**What is expected:**
Transcribe only the stretch of lines that opens with the line containing "Output a JSON" and closes with the last line of the listing, skipping pictures.

§

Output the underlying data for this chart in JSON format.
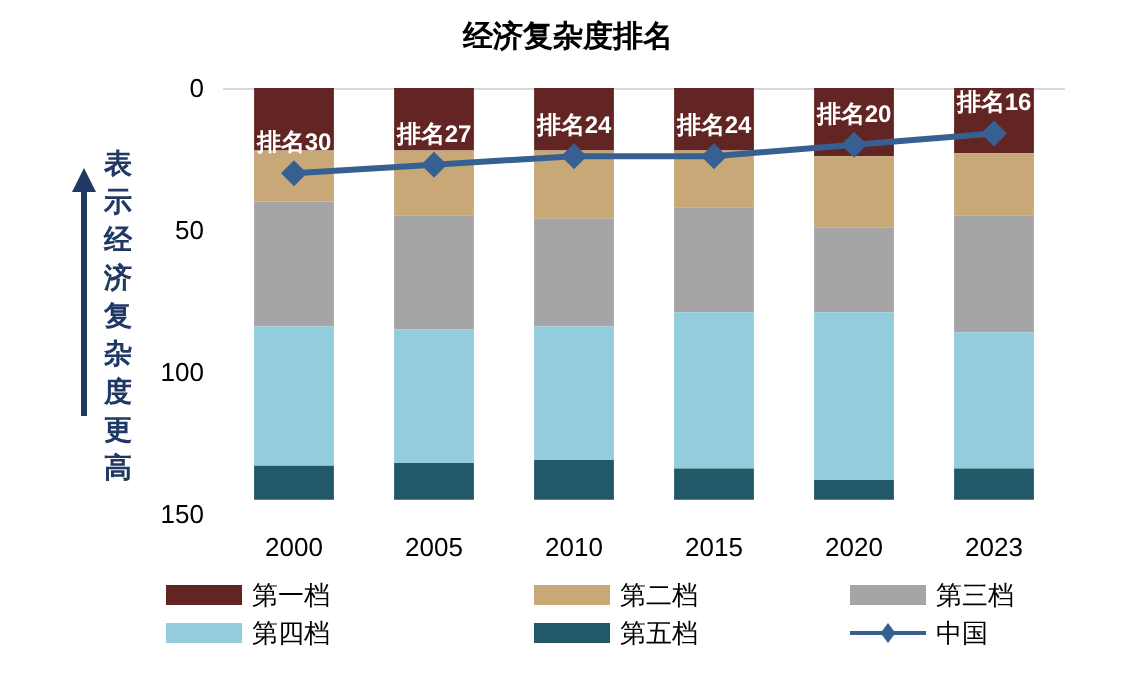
{
  "chart_data": {
    "type": "bar",
    "title": "经济复杂度排名",
    "ylabel": "表示经济复杂度更高",
    "stacked": true,
    "categories": [
      "2000",
      "2005",
      "2010",
      "2015",
      "2020",
      "2023"
    ],
    "ylim": [
      150,
      0
    ],
    "yticks": [
      0,
      50,
      100,
      150
    ],
    "grid": false,
    "legend": "bottom",
    "series": [
      {
        "name": "第一档",
        "color": "#632523",
        "values": [
          22,
          22,
          22,
          22,
          24,
          23
        ]
      },
      {
        "name": "第二档",
        "color": "#c9a878",
        "values": [
          18,
          23,
          24,
          20,
          25,
          22
        ]
      },
      {
        "name": "第三档",
        "color": "#a5a5a5",
        "values": [
          44,
          40,
          38,
          37,
          30,
          41
        ]
      },
      {
        "name": "第四档",
        "color": "#93cddd",
        "values": [
          49,
          47,
          47,
          55,
          59,
          48
        ]
      },
      {
        "name": "第五档",
        "color": "#215968",
        "values": [
          12,
          13,
          14,
          11,
          7,
          11
        ]
      },
      {
        "name": "中国",
        "type": "line",
        "color": "#376092",
        "marker": "diamond",
        "line_style": "solid",
        "values": [
          30,
          27,
          24,
          24,
          20,
          16
        ],
        "value_labels": [
          "排名30",
          "排名27",
          "排名24",
          "排名24",
          "排名20",
          "排名16"
        ]
      }
    ]
  }
}
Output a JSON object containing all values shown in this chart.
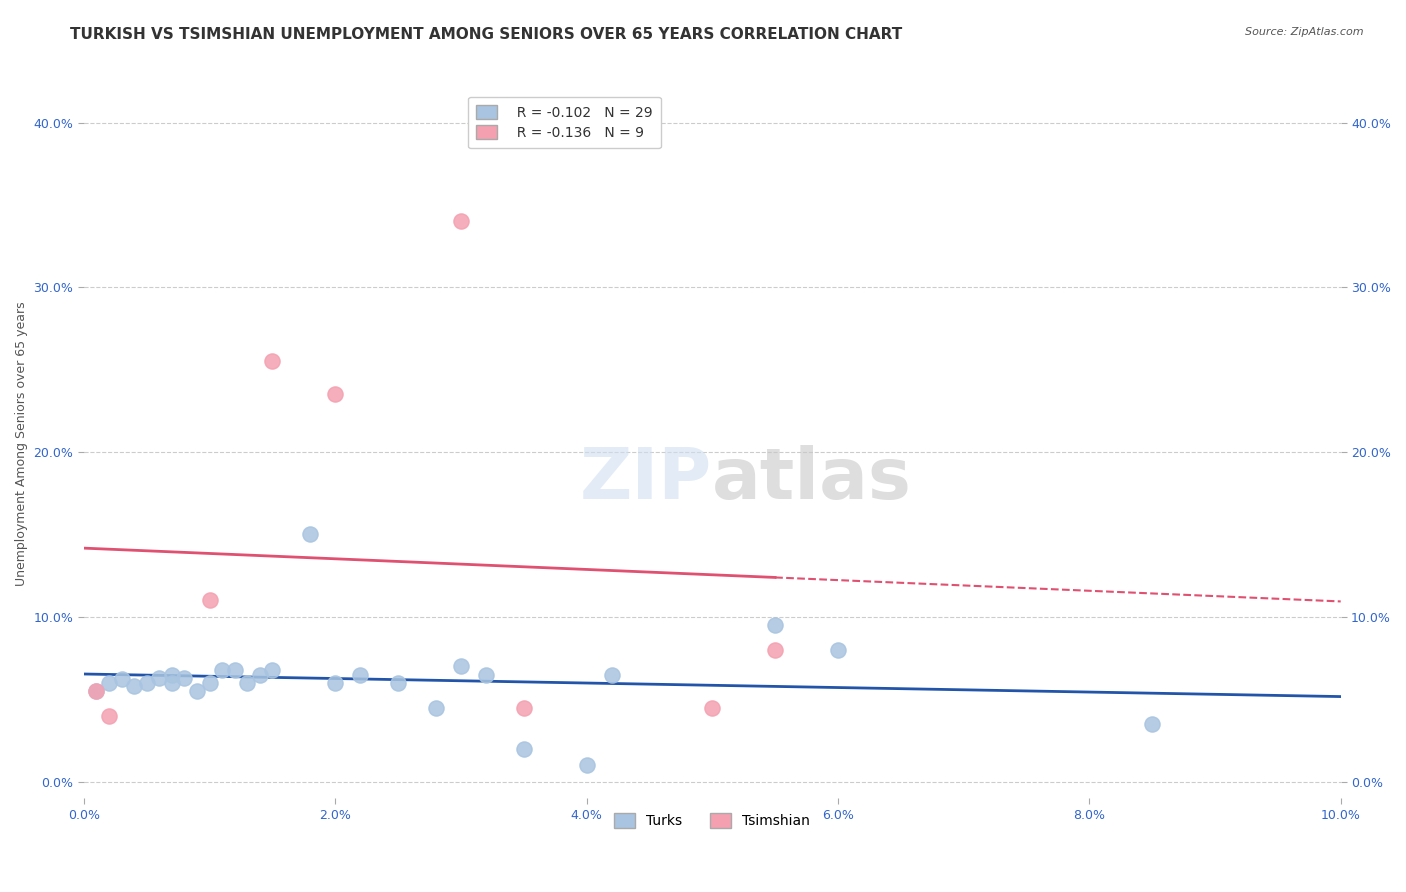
{
  "title": "TURKISH VS TSIMSHIAN UNEMPLOYMENT AMONG SENIORS OVER 65 YEARS CORRELATION CHART",
  "source": "Source: ZipAtlas.com",
  "ylabel_label": "Unemployment Among Seniors over 65 years",
  "xlim": [
    0.0,
    0.1
  ],
  "ylim": [
    -0.01,
    0.42
  ],
  "xticks": [
    0.0,
    0.02,
    0.04,
    0.06,
    0.08,
    0.1
  ],
  "yticks": [
    0.0,
    0.1,
    0.2,
    0.3,
    0.4
  ],
  "ytick_labels": [
    "0.0%",
    "10.0%",
    "20.0%",
    "30.0%",
    "40.0%"
  ],
  "xtick_labels": [
    "0.0%",
    "2.0%",
    "4.0%",
    "6.0%",
    "8.0%",
    "10.0%"
  ],
  "background_color": "#ffffff",
  "grid_color": "#cccccc",
  "turks_color": "#a8c4e0",
  "tsimshian_color": "#f4a0b0",
  "turks_line_color": "#2255aa",
  "tsimshian_line_color": "#e05070",
  "r_turks": -0.102,
  "n_turks": 29,
  "r_tsimshian": -0.136,
  "n_tsimshian": 9,
  "turks_x": [
    0.001,
    0.002,
    0.003,
    0.004,
    0.005,
    0.006,
    0.007,
    0.007,
    0.008,
    0.009,
    0.01,
    0.011,
    0.012,
    0.013,
    0.014,
    0.015,
    0.018,
    0.02,
    0.022,
    0.025,
    0.028,
    0.03,
    0.032,
    0.035,
    0.04,
    0.042,
    0.055,
    0.06,
    0.085
  ],
  "turks_y": [
    0.055,
    0.06,
    0.062,
    0.058,
    0.06,
    0.063,
    0.065,
    0.06,
    0.063,
    0.055,
    0.06,
    0.068,
    0.068,
    0.06,
    0.065,
    0.068,
    0.15,
    0.06,
    0.065,
    0.06,
    0.045,
    0.07,
    0.065,
    0.02,
    0.01,
    0.065,
    0.095,
    0.08,
    0.035
  ],
  "tsimshian_x": [
    0.001,
    0.002,
    0.01,
    0.015,
    0.02,
    0.03,
    0.035,
    0.05,
    0.055
  ],
  "tsimshian_y": [
    0.055,
    0.04,
    0.11,
    0.255,
    0.235,
    0.34,
    0.045,
    0.045,
    0.08
  ],
  "marker_size": 120,
  "title_fontsize": 11,
  "axis_fontsize": 9,
  "tick_fontsize": 9,
  "legend_fontsize": 10
}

§

**Result:**
Output a JSON object containing all values shown in this chart.
{
  "title": "TURKISH VS TSIMSHIAN UNEMPLOYMENT AMONG SENIORS OVER 65 YEARS CORRELATION CHART",
  "source": "Source: ZipAtlas.com",
  "ylabel_label": "Unemployment Among Seniors over 65 years",
  "xlim": [
    0.0,
    0.1
  ],
  "ylim": [
    -0.01,
    0.42
  ],
  "xticks": [
    0.0,
    0.02,
    0.04,
    0.06,
    0.08,
    0.1
  ],
  "yticks": [
    0.0,
    0.1,
    0.2,
    0.3,
    0.4
  ],
  "ytick_labels": [
    "0.0%",
    "10.0%",
    "20.0%",
    "30.0%",
    "40.0%"
  ],
  "xtick_labels": [
    "0.0%",
    "2.0%",
    "4.0%",
    "6.0%",
    "8.0%",
    "10.0%"
  ],
  "background_color": "#ffffff",
  "grid_color": "#cccccc",
  "turks_color": "#a8c4e0",
  "tsimshian_color": "#f4a0b0",
  "turks_line_color": "#2255aa",
  "tsimshian_line_color": "#e05070",
  "r_turks": -0.102,
  "n_turks": 29,
  "r_tsimshian": -0.136,
  "n_tsimshian": 9,
  "turks_x": [
    0.001,
    0.002,
    0.003,
    0.004,
    0.005,
    0.006,
    0.007,
    0.007,
    0.008,
    0.009,
    0.01,
    0.011,
    0.012,
    0.013,
    0.014,
    0.015,
    0.018,
    0.02,
    0.022,
    0.025,
    0.028,
    0.03,
    0.032,
    0.035,
    0.04,
    0.042,
    0.055,
    0.06,
    0.085
  ],
  "turks_y": [
    0.055,
    0.06,
    0.062,
    0.058,
    0.06,
    0.063,
    0.065,
    0.06,
    0.063,
    0.055,
    0.06,
    0.068,
    0.068,
    0.06,
    0.065,
    0.068,
    0.15,
    0.06,
    0.065,
    0.06,
    0.045,
    0.07,
    0.065,
    0.02,
    0.01,
    0.065,
    0.095,
    0.08,
    0.035
  ],
  "tsimshian_x": [
    0.001,
    0.002,
    0.01,
    0.015,
    0.02,
    0.03,
    0.035,
    0.05,
    0.055
  ],
  "tsimshian_y": [
    0.055,
    0.04,
    0.11,
    0.255,
    0.235,
    0.34,
    0.045,
    0.045,
    0.08
  ],
  "marker_size": 120,
  "title_fontsize": 11,
  "axis_fontsize": 9,
  "tick_fontsize": 9,
  "legend_fontsize": 10
}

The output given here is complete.